**Requirements:**
Search the entries for the word "Rate" and pull out each line that has it.

**Working data:**
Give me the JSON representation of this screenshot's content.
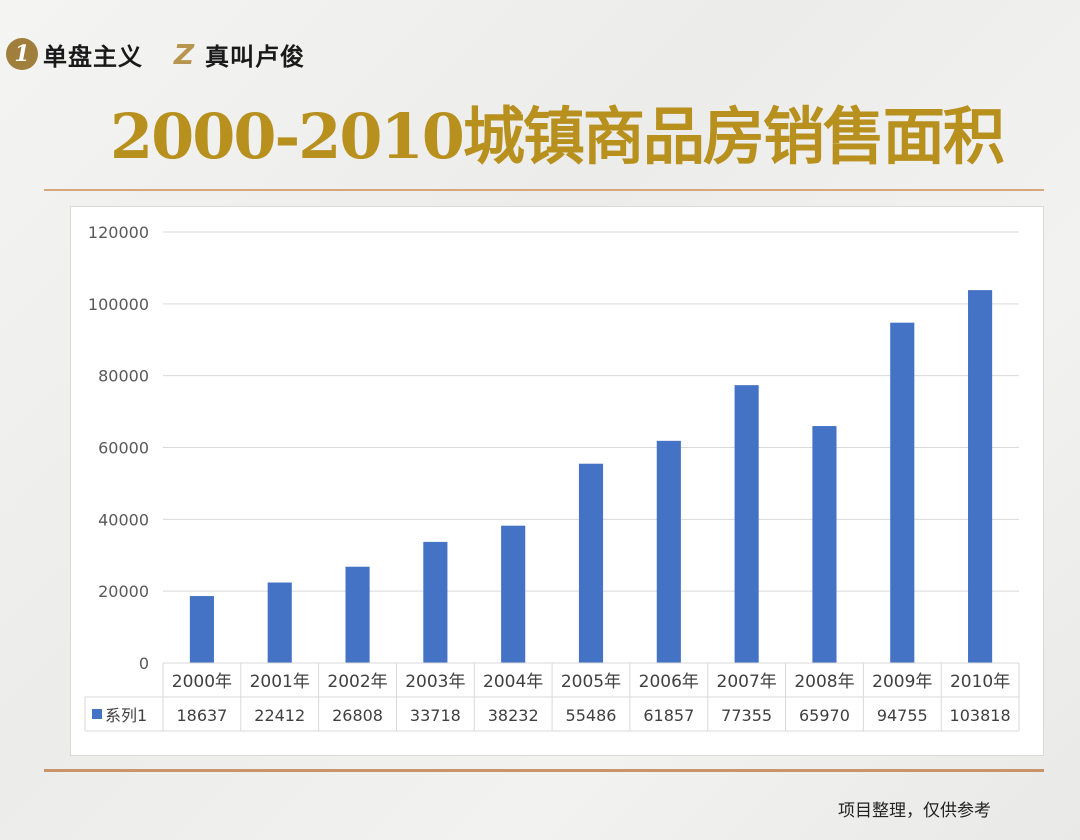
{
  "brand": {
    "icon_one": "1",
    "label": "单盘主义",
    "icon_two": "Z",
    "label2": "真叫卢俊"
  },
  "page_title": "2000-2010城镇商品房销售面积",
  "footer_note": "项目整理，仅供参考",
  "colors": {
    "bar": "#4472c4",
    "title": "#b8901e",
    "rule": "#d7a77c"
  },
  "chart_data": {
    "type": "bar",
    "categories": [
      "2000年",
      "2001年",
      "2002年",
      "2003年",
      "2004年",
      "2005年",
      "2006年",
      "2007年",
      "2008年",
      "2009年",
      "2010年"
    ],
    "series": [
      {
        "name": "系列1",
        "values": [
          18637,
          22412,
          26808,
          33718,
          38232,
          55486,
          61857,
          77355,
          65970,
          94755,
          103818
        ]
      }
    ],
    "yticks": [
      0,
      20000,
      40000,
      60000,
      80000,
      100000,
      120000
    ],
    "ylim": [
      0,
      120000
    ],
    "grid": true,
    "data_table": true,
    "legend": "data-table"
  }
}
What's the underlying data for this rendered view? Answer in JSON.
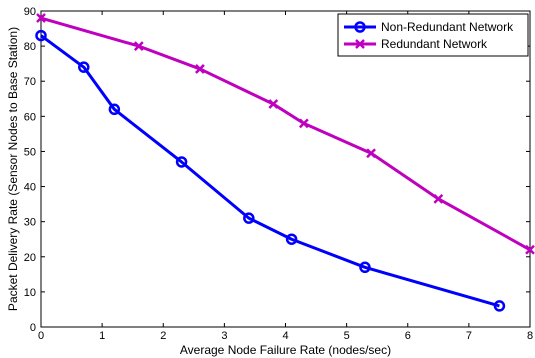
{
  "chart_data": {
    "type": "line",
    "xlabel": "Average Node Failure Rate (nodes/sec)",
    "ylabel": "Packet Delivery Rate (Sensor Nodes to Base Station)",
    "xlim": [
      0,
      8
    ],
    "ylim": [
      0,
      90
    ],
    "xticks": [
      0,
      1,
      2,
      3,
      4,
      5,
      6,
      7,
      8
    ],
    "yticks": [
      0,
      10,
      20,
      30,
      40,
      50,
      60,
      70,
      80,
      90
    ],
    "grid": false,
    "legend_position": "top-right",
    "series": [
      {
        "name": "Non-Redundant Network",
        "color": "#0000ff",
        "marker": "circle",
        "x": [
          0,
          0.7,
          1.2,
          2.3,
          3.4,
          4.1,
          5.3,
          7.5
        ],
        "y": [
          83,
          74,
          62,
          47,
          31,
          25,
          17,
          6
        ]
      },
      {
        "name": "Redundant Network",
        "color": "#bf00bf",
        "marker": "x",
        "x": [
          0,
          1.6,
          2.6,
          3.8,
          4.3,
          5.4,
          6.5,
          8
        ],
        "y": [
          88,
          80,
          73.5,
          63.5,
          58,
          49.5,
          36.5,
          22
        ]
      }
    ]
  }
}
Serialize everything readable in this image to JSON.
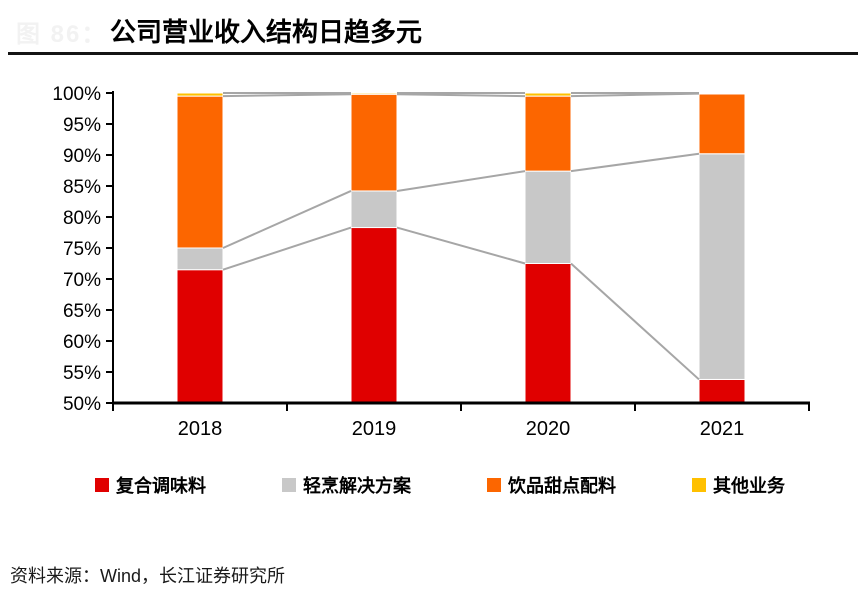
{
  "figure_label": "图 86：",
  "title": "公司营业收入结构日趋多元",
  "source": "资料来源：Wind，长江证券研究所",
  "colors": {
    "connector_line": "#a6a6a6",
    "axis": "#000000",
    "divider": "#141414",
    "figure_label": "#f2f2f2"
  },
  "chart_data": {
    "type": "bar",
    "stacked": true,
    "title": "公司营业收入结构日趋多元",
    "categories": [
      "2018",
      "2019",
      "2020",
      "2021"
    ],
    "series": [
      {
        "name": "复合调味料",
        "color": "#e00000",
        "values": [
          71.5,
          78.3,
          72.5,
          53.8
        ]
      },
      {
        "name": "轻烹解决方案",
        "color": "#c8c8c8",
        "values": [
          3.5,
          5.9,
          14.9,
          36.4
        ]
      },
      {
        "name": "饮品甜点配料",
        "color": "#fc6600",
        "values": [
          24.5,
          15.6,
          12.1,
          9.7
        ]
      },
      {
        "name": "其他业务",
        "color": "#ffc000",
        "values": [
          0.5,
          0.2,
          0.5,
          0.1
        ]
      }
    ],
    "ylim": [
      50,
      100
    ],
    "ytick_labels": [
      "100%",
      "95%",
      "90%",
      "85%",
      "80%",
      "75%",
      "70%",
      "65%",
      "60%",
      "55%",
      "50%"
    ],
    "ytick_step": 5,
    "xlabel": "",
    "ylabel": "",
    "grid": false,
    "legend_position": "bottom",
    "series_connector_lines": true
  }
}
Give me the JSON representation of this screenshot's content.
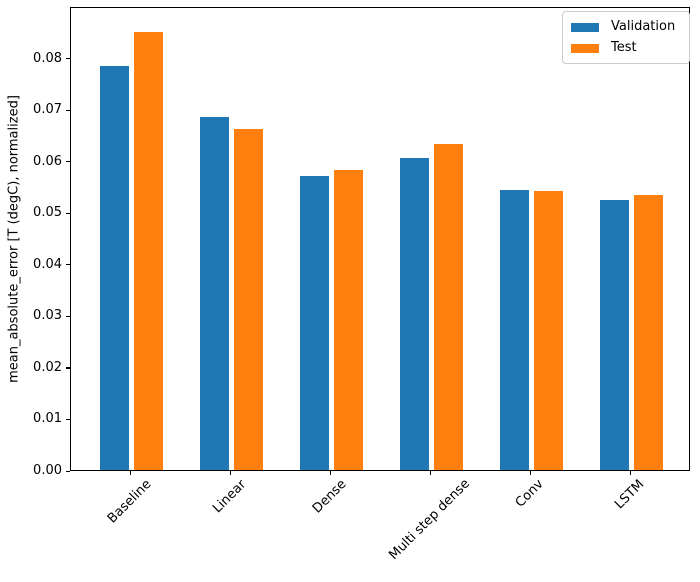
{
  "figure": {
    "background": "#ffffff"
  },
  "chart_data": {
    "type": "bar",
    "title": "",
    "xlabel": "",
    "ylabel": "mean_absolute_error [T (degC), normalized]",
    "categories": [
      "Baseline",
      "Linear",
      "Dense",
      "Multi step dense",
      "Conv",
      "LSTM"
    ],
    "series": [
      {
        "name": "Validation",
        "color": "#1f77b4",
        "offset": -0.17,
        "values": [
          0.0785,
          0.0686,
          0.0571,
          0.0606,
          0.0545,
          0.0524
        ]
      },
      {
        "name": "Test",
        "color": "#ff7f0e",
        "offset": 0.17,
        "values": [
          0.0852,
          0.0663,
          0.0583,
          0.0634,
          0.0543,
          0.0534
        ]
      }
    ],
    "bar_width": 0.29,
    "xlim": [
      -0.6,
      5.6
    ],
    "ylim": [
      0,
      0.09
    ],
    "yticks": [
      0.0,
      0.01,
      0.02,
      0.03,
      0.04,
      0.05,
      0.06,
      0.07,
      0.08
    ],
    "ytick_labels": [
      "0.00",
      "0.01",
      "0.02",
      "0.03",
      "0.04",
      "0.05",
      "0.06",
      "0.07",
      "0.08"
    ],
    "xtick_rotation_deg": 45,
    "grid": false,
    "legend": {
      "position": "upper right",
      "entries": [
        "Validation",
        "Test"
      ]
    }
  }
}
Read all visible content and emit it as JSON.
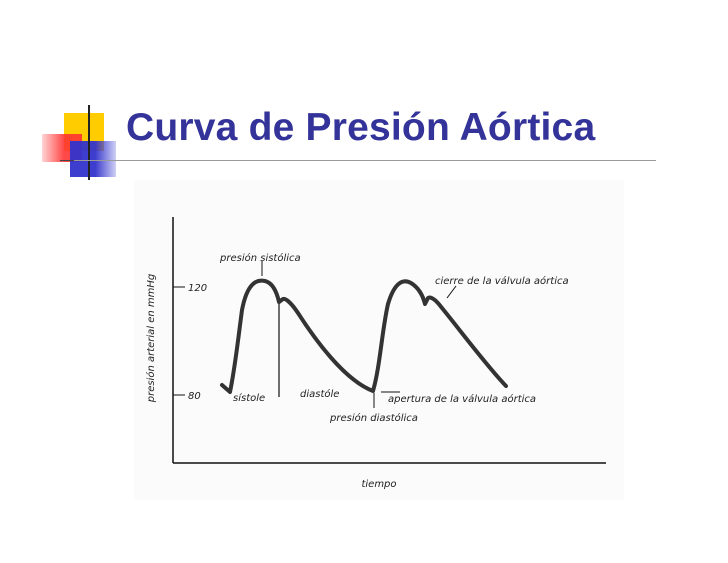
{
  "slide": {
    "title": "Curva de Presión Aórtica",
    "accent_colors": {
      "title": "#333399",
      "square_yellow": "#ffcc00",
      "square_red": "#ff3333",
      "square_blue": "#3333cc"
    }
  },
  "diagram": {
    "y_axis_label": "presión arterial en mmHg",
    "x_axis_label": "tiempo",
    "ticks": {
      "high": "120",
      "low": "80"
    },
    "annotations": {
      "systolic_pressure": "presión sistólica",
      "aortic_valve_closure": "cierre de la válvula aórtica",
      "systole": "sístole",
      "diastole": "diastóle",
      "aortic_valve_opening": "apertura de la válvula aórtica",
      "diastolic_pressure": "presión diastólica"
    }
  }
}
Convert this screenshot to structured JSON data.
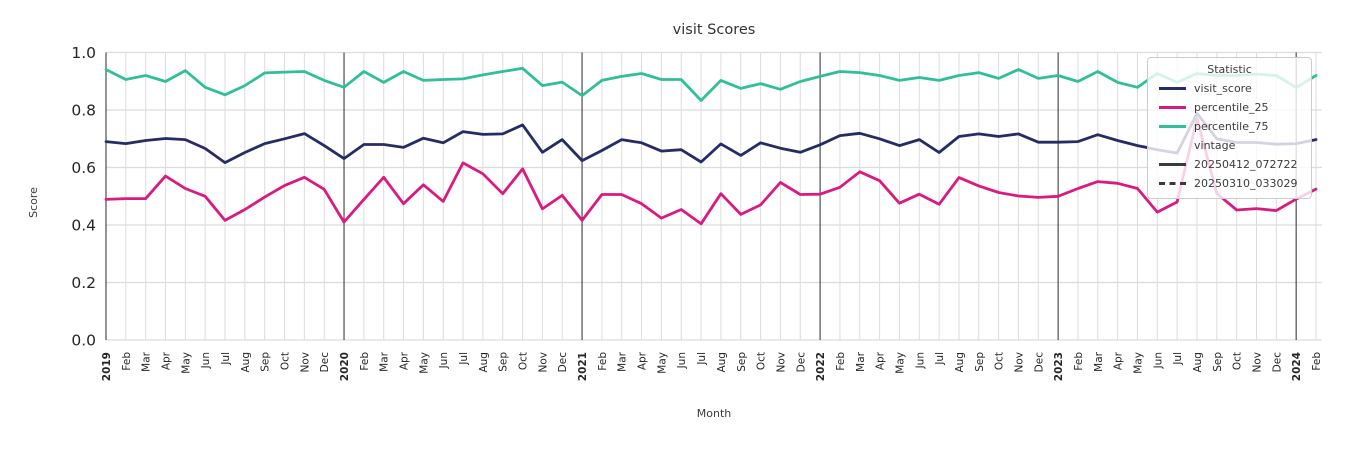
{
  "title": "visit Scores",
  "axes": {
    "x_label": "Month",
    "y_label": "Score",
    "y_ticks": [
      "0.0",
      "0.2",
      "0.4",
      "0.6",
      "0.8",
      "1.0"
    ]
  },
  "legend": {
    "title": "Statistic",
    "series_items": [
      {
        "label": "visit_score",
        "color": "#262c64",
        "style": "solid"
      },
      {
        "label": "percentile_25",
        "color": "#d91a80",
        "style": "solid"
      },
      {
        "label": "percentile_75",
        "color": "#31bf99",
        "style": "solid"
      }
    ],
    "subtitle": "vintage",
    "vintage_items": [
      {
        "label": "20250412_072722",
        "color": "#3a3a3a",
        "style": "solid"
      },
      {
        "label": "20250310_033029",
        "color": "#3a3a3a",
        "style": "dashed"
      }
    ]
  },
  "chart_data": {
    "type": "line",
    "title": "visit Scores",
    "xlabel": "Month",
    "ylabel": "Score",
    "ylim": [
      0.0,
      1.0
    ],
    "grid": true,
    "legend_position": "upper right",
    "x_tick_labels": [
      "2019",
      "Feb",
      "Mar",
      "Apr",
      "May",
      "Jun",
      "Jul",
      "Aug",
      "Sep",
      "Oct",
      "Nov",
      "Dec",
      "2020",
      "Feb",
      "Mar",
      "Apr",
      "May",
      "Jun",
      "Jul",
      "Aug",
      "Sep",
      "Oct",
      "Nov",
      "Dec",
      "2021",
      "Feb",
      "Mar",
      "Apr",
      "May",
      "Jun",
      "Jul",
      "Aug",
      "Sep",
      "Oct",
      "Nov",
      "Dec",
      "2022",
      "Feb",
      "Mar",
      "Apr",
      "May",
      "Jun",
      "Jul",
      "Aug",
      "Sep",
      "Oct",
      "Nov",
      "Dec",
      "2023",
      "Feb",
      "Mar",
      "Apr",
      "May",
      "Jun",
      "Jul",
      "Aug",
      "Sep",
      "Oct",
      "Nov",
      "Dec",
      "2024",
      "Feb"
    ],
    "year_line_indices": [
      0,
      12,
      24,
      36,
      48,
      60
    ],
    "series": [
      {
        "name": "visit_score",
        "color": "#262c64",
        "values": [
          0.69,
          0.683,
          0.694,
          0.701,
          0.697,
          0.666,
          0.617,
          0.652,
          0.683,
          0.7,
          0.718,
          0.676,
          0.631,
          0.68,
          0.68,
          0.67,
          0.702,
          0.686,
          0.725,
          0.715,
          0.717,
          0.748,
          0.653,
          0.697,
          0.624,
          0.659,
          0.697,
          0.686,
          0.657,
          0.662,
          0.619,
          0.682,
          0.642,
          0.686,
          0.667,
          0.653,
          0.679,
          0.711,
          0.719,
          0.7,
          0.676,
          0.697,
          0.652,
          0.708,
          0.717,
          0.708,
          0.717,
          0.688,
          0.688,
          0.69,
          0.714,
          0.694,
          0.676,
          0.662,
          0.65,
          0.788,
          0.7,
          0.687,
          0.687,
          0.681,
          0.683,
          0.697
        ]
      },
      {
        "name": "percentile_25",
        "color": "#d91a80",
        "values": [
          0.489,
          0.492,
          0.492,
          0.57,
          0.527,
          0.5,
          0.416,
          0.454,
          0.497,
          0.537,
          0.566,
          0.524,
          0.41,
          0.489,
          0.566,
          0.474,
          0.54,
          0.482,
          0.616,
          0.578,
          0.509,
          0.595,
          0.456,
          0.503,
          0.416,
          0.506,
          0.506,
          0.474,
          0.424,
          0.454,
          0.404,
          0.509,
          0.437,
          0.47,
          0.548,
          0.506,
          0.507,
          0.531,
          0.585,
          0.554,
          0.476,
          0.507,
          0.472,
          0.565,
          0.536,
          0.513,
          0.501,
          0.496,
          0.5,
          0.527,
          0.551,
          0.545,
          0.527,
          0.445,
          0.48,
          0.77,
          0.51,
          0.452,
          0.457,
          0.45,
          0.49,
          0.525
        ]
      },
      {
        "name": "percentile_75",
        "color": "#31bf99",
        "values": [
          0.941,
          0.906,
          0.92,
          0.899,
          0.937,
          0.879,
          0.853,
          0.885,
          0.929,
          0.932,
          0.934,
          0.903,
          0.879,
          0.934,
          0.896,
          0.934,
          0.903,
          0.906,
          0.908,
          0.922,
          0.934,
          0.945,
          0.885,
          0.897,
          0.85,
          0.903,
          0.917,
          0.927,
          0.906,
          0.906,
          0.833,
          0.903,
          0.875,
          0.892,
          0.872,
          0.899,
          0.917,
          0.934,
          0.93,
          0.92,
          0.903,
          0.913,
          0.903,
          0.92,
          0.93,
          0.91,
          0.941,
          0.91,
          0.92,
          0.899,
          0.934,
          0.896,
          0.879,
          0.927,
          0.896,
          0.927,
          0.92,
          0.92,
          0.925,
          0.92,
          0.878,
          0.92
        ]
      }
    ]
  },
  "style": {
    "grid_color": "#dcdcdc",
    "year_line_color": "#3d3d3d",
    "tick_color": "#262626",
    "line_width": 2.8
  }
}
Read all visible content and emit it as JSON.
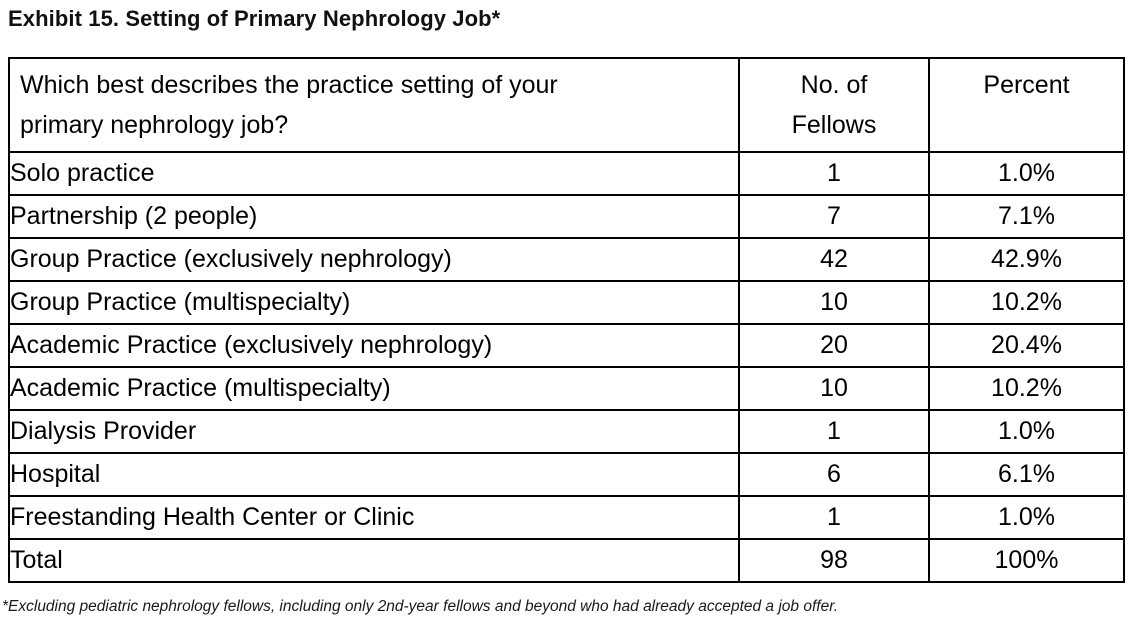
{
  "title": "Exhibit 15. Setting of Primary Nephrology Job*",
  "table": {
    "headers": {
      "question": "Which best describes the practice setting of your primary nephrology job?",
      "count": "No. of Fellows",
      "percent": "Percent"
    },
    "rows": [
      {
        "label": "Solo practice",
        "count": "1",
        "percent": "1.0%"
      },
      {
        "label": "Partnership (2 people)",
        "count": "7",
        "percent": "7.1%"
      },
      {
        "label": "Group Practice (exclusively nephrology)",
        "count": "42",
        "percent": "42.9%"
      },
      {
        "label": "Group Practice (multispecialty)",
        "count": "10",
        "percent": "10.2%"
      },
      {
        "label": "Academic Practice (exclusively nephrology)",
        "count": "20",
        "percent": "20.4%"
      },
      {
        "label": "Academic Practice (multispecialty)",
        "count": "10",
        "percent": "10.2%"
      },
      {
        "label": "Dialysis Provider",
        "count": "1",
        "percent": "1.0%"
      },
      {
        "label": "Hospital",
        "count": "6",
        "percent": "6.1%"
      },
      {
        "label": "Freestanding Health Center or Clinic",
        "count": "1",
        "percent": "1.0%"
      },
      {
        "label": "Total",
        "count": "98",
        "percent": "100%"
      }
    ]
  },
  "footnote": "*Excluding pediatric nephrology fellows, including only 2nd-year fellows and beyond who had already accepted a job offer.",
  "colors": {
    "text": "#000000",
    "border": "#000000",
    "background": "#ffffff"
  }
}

**Solution to this task:**
    "xlabel": "Average Node Failure Rate (nodes/sec)",
    "ylabel": "Packet Delivery Rate (Sensor Nodes to Base Station)",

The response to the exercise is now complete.